(TASK TO CARRY OUT) In the records below, find each line with the word "JSON" and copy it.

::::::::

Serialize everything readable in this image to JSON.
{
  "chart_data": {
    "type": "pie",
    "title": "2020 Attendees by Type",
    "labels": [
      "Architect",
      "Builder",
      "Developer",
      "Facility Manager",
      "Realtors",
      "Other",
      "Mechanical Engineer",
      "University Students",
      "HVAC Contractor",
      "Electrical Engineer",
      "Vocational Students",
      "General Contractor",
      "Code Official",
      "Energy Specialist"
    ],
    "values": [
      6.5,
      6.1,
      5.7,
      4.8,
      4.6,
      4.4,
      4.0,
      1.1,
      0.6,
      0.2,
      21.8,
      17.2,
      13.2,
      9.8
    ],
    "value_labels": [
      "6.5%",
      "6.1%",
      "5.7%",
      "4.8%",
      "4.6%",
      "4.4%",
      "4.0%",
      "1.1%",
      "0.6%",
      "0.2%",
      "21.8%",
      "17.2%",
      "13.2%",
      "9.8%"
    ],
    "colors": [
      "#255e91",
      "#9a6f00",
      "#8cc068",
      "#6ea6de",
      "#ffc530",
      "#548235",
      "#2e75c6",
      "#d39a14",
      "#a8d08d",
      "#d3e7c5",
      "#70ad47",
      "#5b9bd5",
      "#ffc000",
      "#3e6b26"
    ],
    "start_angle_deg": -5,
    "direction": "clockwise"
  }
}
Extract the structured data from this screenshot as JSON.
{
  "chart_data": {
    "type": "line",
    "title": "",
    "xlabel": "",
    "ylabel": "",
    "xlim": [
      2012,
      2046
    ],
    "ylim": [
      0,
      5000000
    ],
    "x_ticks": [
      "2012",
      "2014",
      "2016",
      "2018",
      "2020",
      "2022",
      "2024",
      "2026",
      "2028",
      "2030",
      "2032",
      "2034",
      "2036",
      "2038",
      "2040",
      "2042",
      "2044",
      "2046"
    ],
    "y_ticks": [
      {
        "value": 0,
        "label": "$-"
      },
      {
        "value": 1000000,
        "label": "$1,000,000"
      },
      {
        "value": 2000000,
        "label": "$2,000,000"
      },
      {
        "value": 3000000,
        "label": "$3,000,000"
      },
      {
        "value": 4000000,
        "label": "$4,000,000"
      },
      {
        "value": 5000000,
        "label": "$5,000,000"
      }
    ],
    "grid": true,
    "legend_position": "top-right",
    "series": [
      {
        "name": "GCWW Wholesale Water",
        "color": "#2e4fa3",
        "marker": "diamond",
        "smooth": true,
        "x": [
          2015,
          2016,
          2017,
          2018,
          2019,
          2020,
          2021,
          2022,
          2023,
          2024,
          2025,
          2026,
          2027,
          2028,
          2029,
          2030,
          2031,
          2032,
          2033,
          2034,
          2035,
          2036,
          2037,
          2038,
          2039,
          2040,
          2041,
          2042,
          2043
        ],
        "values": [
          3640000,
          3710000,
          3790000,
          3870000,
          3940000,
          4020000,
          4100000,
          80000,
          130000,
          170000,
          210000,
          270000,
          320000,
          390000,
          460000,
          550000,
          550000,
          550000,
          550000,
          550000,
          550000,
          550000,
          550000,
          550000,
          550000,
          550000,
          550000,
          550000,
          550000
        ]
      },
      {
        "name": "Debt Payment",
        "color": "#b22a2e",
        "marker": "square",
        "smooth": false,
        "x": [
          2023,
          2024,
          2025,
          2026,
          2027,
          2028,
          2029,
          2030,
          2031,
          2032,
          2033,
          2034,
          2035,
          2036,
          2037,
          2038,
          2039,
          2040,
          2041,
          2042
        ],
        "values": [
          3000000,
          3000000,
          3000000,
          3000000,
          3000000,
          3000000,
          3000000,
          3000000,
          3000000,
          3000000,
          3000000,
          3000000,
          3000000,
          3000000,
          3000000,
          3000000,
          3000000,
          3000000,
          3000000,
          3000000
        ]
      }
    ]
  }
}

::::::::

(OUTPUT FOR THIS TASK)
Serialize everything readable in this image to JSON.
Extract the structured data from this screenshot as JSON.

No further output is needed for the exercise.